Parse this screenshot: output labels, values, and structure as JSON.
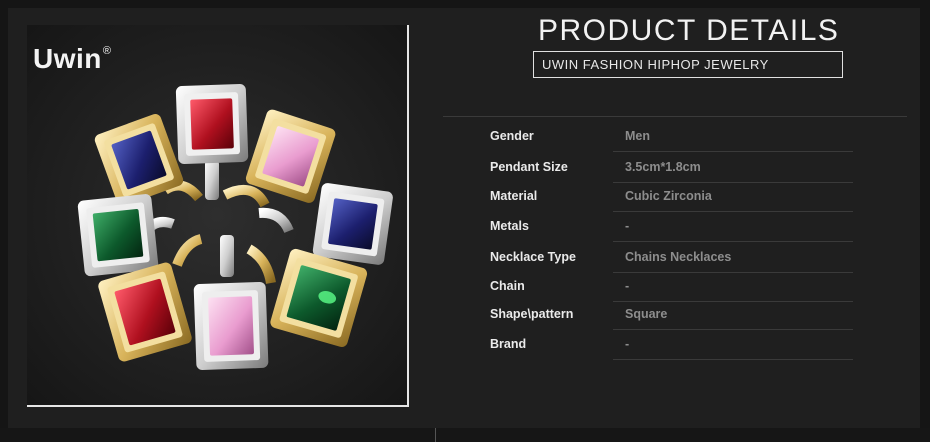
{
  "brand": {
    "logo_text": "Uwin",
    "registered_mark": "®"
  },
  "header": {
    "title": "PRODUCT DETAILS",
    "subtitle": "UWIN FASHION HIPHOP JEWELRY"
  },
  "details": [
    {
      "label": "Gender",
      "value": "Men"
    },
    {
      "label": "Pendant Size",
      "value": "3.5cm*1.8cm"
    },
    {
      "label": "Material",
      "value": "Cubic Zirconia"
    },
    {
      "label": "Metals",
      "value": "-"
    },
    {
      "label": "Necklace Type",
      "value": "Chains Necklaces"
    },
    {
      "label": "Chain",
      "value": "-"
    },
    {
      "label": "Shape\\pattern",
      "value": "Square"
    },
    {
      "label": "Brand",
      "value": "-"
    }
  ],
  "colors": {
    "background": "#1f1f1f",
    "text_primary": "#eaeaea",
    "text_secondary": "#8d8d8d",
    "gem_ruby": "#b0101f",
    "gem_pink": "#e99ccf",
    "gem_sapphire": "#1c1f6e",
    "gem_emerald": "#0d5a2c",
    "metal_gold": "#d8b35a",
    "metal_silver": "#d4d4d4"
  }
}
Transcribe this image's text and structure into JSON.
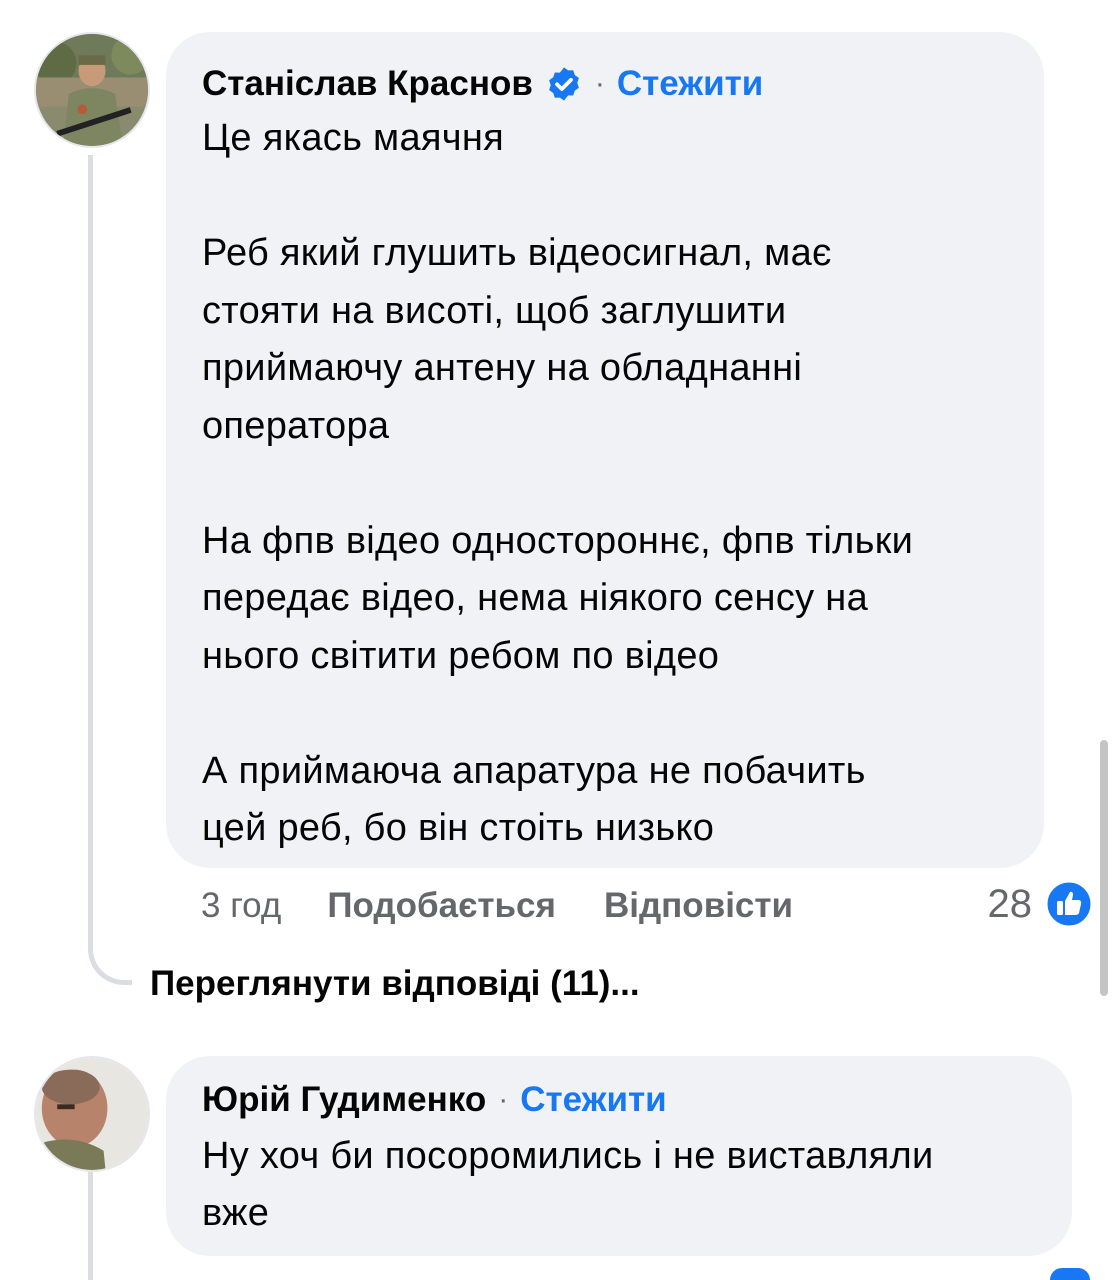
{
  "comments": [
    {
      "author": "Станіслав Краснов",
      "verified": true,
      "follow_label": "Стежити",
      "separator": "·",
      "text": "Це якась маячня\n\nРеб який глушить відеосигнал, має\nстояти на висоті, щоб заглушити\nприймаючу антену на обладнанні\nоператора\n\nНа фпв відео одностороннє, фпв тільки\nпередає відео, нема ніякого сенсу на\nнього світити ребом по відео\n\nА приймаюча апаратура не побачить\nцей реб, бо він стоіть низько",
      "time": "3 год",
      "like_label": "Подобається",
      "reply_label": "Відповісти",
      "reaction_count": "28",
      "reaction_icon": "like-icon",
      "view_replies_label": "Переглянути відповіді (11)..."
    },
    {
      "author": "Юрій Гудименко",
      "verified": false,
      "follow_label": "Стежити",
      "separator": "·",
      "text": "Ну хоч би посоромились і не виставляли\nвже"
    }
  ],
  "colors": {
    "bubble": "#f0f2f5",
    "link": "#1877f2",
    "secondary_text": "#65676b",
    "thread_line": "#dadde1"
  }
}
━━━━━━━━━━
## DIRECTION
From the material above, copy everything exactly but the pictures.

## FINISHED EXERCISE
Parse this screenshot: output labels, values, and structure as JSON.
{
  "brand": {
    "logo_text": "Uwin",
    "registered_mark": "®"
  },
  "header": {
    "title": "PRODUCT DETAILS",
    "subtitle": "UWIN FASHION HIPHOP JEWELRY"
  },
  "details": [
    {
      "label": "Gender",
      "value": "Men"
    },
    {
      "label": "Pendant Size",
      "value": "3.5cm*1.8cm"
    },
    {
      "label": "Material",
      "value": "Cubic Zirconia"
    },
    {
      "label": "Metals",
      "value": "-"
    },
    {
      "label": "Necklace Type",
      "value": "Chains Necklaces"
    },
    {
      "label": "Chain",
      "value": "-"
    },
    {
      "label": "Shape\\pattern",
      "value": "Square"
    },
    {
      "label": "Brand",
      "value": "-"
    }
  ],
  "colors": {
    "background": "#1f1f1f",
    "text_primary": "#eaeaea",
    "text_secondary": "#8d8d8d",
    "gem_ruby": "#b0101f",
    "gem_pink": "#e99ccf",
    "gem_sapphire": "#1c1f6e",
    "gem_emerald": "#0d5a2c",
    "metal_gold": "#d8b35a",
    "metal_silver": "#d4d4d4"
  }
}
Transcribe this image's text and structure into JSON.
{
  "comments": [
    {
      "author": "Станіслав Краснов",
      "verified": true,
      "follow_label": "Стежити",
      "separator": "·",
      "text": "Це якась маячня\n\nРеб який глушить відеосигнал, має\nстояти на висоті, щоб заглушити\nприймаючу антену на обладнанні\nоператора\n\nНа фпв відео одностороннє, фпв тільки\nпередає відео, нема ніякого сенсу на\nнього світити ребом по відео\n\nА приймаюча апаратура не побачить\nцей реб, бо він стоіть низько",
      "time": "3 год",
      "like_label": "Подобається",
      "reply_label": "Відповісти",
      "reaction_count": "28",
      "reaction_icon": "like-icon",
      "view_replies_label": "Переглянути відповіді (11)..."
    },
    {
      "author": "Юрій Гудименко",
      "verified": false,
      "follow_label": "Стежити",
      "separator": "·",
      "text": "Ну хоч би посоромились і не виставляли\nвже"
    }
  ],
  "colors": {
    "bubble": "#f0f2f5",
    "link": "#1877f2",
    "secondary_text": "#65676b",
    "thread_line": "#dadde1"
  }
}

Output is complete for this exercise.